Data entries
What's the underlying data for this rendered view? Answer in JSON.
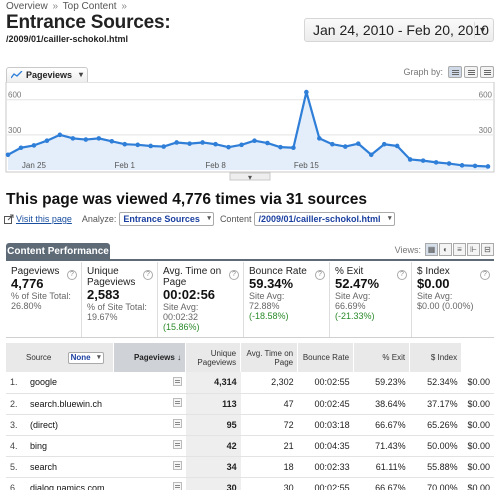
{
  "breadcrumb": {
    "overview": "Overview",
    "sep": "»",
    "top_content": "Top Content",
    "sep2": "»"
  },
  "page_title": "Entrance Sources:",
  "page_path": "/2009/01/cailler-schokol.html",
  "date_range": {
    "label": "Jan 24, 2010 - Feb 20, 2010",
    "caret": "▾"
  },
  "graph": {
    "metric_label": "Pageviews",
    "caret": "▾",
    "graph_by_label": "Graph by:",
    "collapse_icon": "▾"
  },
  "chart_data": {
    "type": "area",
    "series": [
      {
        "name": "Pageviews",
        "values": [
          130,
          190,
          210,
          250,
          300,
          270,
          260,
          270,
          245,
          220,
          215,
          205,
          200,
          235,
          225,
          235,
          220,
          195,
          215,
          250,
          230,
          195,
          190,
          665,
          270,
          220,
          200,
          225,
          130,
          220,
          205,
          90,
          80,
          65,
          55,
          40,
          35,
          30
        ]
      }
    ],
    "x_tick_labels": [
      "Jan 25",
      "Feb 1",
      "Feb 8",
      "Feb 15"
    ],
    "y_tick_labels": [
      "600",
      "300",
      "600",
      "300"
    ],
    "ylim": [
      0,
      700
    ],
    "color": "#2f7ed8",
    "fill_color": "#e4eefa"
  },
  "headline": "This page was viewed 4,776 times via 31 sources",
  "toolbar": {
    "visit_label": "Visit this page",
    "analyze_label": "Analyze:",
    "analyze_value": "Entrance Sources",
    "content_label": "Content",
    "content_value": "/2009/01/cailler-schokol.html",
    "arrow": "▾"
  },
  "content_tab": "Content Performance",
  "views_label": "Views:",
  "view_icons": [
    "▦",
    "◐",
    "≡",
    "⊩",
    "⊟"
  ],
  "help_glyph": "?",
  "metrics": [
    {
      "title": "Pageviews",
      "value": "4,776",
      "sub1": "% of Site Total:",
      "sub2": "26.80%"
    },
    {
      "title": "Unique Pageviews",
      "value": "2,583",
      "sub1": "% of Site Total:",
      "sub2": "19.67%"
    },
    {
      "title": "Avg. Time on Page",
      "value": "00:02:56",
      "sub1": "Site Avg:",
      "sub2": "00:02:32",
      "sub3": "(15.86%)"
    },
    {
      "title": "Bounce Rate",
      "value": "59.34%",
      "sub1": "Site Avg:",
      "sub2": "72.88%",
      "sub3": "(-18.58%)"
    },
    {
      "title": "% Exit",
      "value": "52.47%",
      "sub1": "Site Avg:",
      "sub2": "66.69%",
      "sub3": "(-21.33%)"
    },
    {
      "title": "$ Index",
      "value": "$0.00",
      "sub1": "Site Avg:",
      "sub2": "$0.00 (0.00%)"
    }
  ],
  "table": {
    "headers": {
      "source": "Source",
      "secondary": "None",
      "pageviews": "Pageviews",
      "sort_arrow": "↓",
      "unique": "Unique Pageviews",
      "avg_time": "Avg. Time on Page",
      "bounce": "Bounce Rate",
      "exit": "% Exit",
      "index": "$ Index"
    },
    "rows": [
      {
        "n": "1.",
        "source": "google",
        "pv": "4,314",
        "upv": "2,302",
        "time": "00:02:55",
        "bounce": "59.23%",
        "exit": "52.34%",
        "index": "$0.00"
      },
      {
        "n": "2.",
        "source": "search.bluewin.ch",
        "pv": "113",
        "upv": "47",
        "time": "00:02:45",
        "bounce": "38.64%",
        "exit": "37.17%",
        "index": "$0.00"
      },
      {
        "n": "3.",
        "source": "(direct)",
        "pv": "95",
        "upv": "72",
        "time": "00:03:18",
        "bounce": "66.67%",
        "exit": "65.26%",
        "index": "$0.00"
      },
      {
        "n": "4.",
        "source": "bing",
        "pv": "42",
        "upv": "21",
        "time": "00:04:35",
        "bounce": "71.43%",
        "exit": "50.00%",
        "index": "$0.00"
      },
      {
        "n": "5.",
        "source": "search",
        "pv": "34",
        "upv": "18",
        "time": "00:02:33",
        "bounce": "61.11%",
        "exit": "55.88%",
        "index": "$0.00"
      },
      {
        "n": "6.",
        "source": "dialog.namics.com",
        "pv": "30",
        "upv": "30",
        "time": "00:02:55",
        "bounce": "66.67%",
        "exit": "70.00%",
        "index": "$0.00"
      }
    ]
  }
}
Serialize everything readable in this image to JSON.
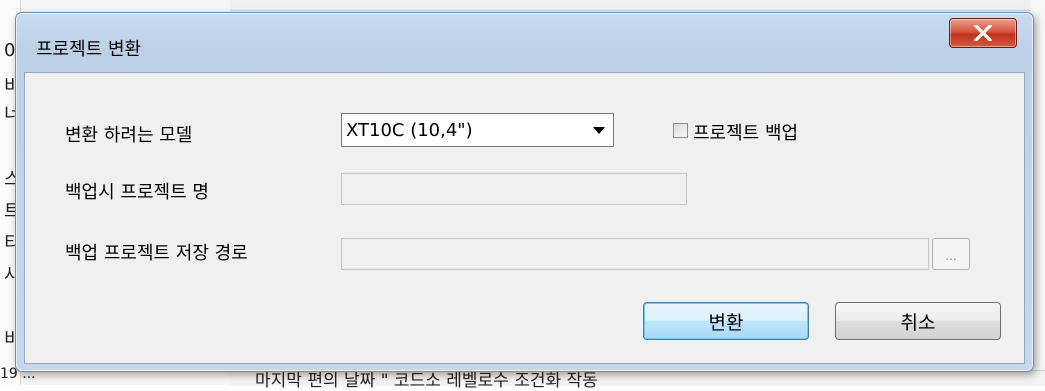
{
  "dialog": {
    "title": "프로젝트 변환",
    "close_icon": "close-icon",
    "model_label": "변환 하려는 모델",
    "model_value": "XT10C (10,4\")",
    "backup_checkbox_label": "프로젝트 백업",
    "backup_checked": false,
    "backup_name_label": "백업시 프로젝트 명",
    "backup_name_value": "",
    "backup_path_label": "백업 프로젝트 저장 경로",
    "backup_path_value": "",
    "browse_label": "...",
    "convert_button": "변환",
    "cancel_button": "취소"
  },
  "background": {
    "left_chars": [
      "0",
      "비",
      "너",
      "스",
      "트",
      "티",
      "사",
      "비"
    ],
    "bottom_left": "19 ...",
    "bottom_text": "마지막 편의 날짜 \"  코드소 레벨로수 조건화 작동"
  }
}
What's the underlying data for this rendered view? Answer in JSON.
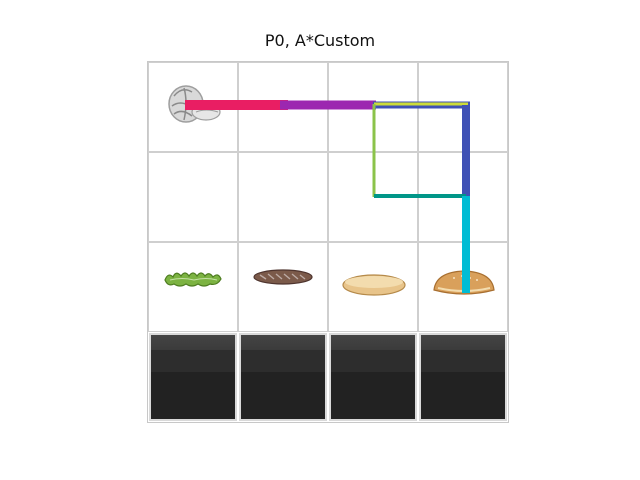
{
  "title": "P0, A*Custom",
  "grid": {
    "rows": 4,
    "cols": 4
  },
  "items": [
    {
      "name": "garlic-icon",
      "row": 0,
      "col": 0
    },
    {
      "name": "lettuce-icon",
      "row": 2,
      "col": 0
    },
    {
      "name": "patty-icon",
      "row": 2,
      "col": 1
    },
    {
      "name": "bottom-bun-icon",
      "row": 2,
      "col": 2
    },
    {
      "name": "top-bun-icon",
      "row": 2,
      "col": 3
    }
  ],
  "counters": [
    {
      "row": 3,
      "col": 0
    },
    {
      "row": 3,
      "col": 1
    },
    {
      "row": 3,
      "col": 2
    },
    {
      "row": 3,
      "col": 3
    }
  ],
  "colors": {
    "path_pink": "#e91e63",
    "path_purple": "#9c27b0",
    "path_indigo": "#3f51b5",
    "path_olive": "#cddc39",
    "path_green": "#8bc34a",
    "path_teal": "#009688",
    "path_cyan": "#00bcd4"
  }
}
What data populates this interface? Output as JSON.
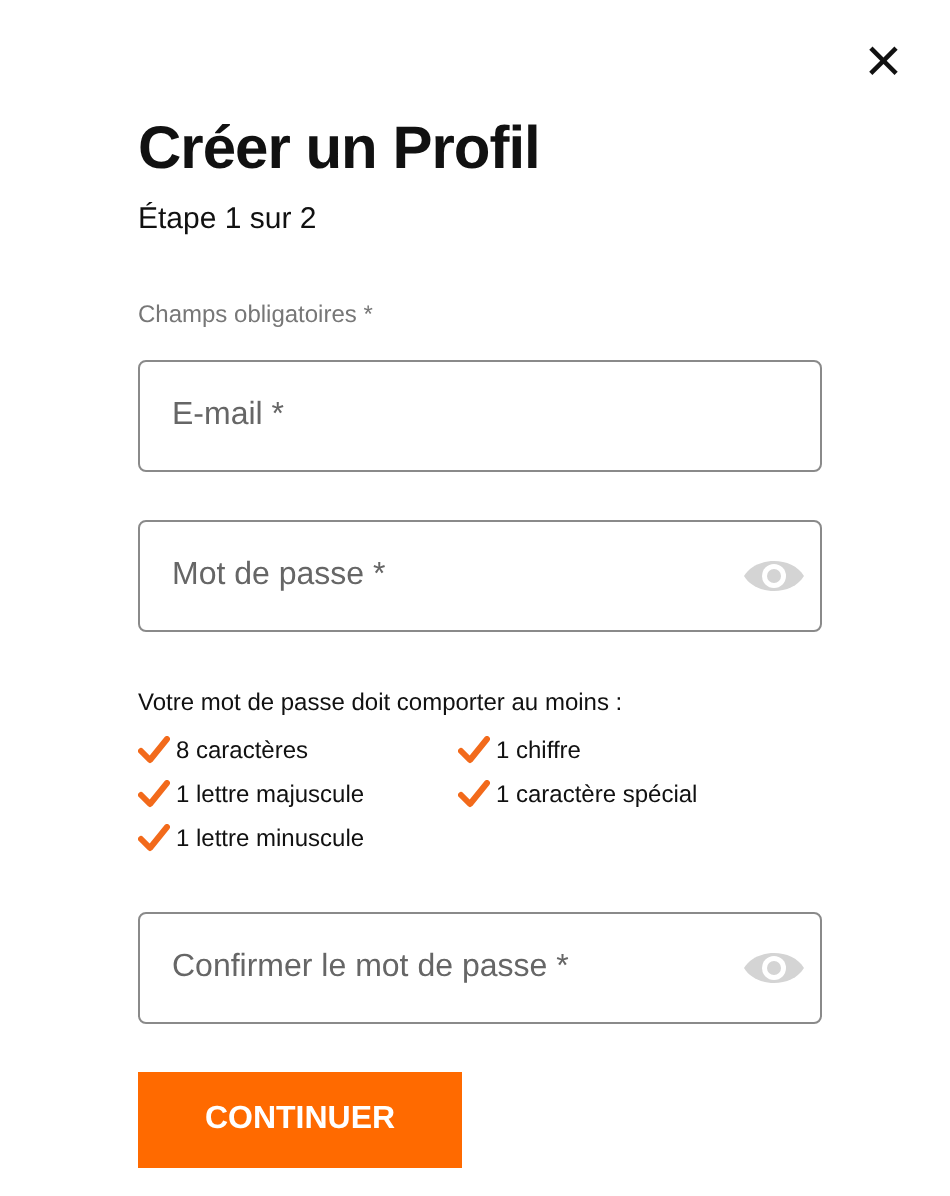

Exercise details → Filter the records for lines holding the string "Pageviews". Copy each one.

Completed exercise →
    "metric_label": "Pageviews",
        "name": "Pageviews",
      "title": "Pageviews",
      "title": "Unique Pageviews",
      "pageviews": "Pageviews",
      "unique": "Unique Pageviews",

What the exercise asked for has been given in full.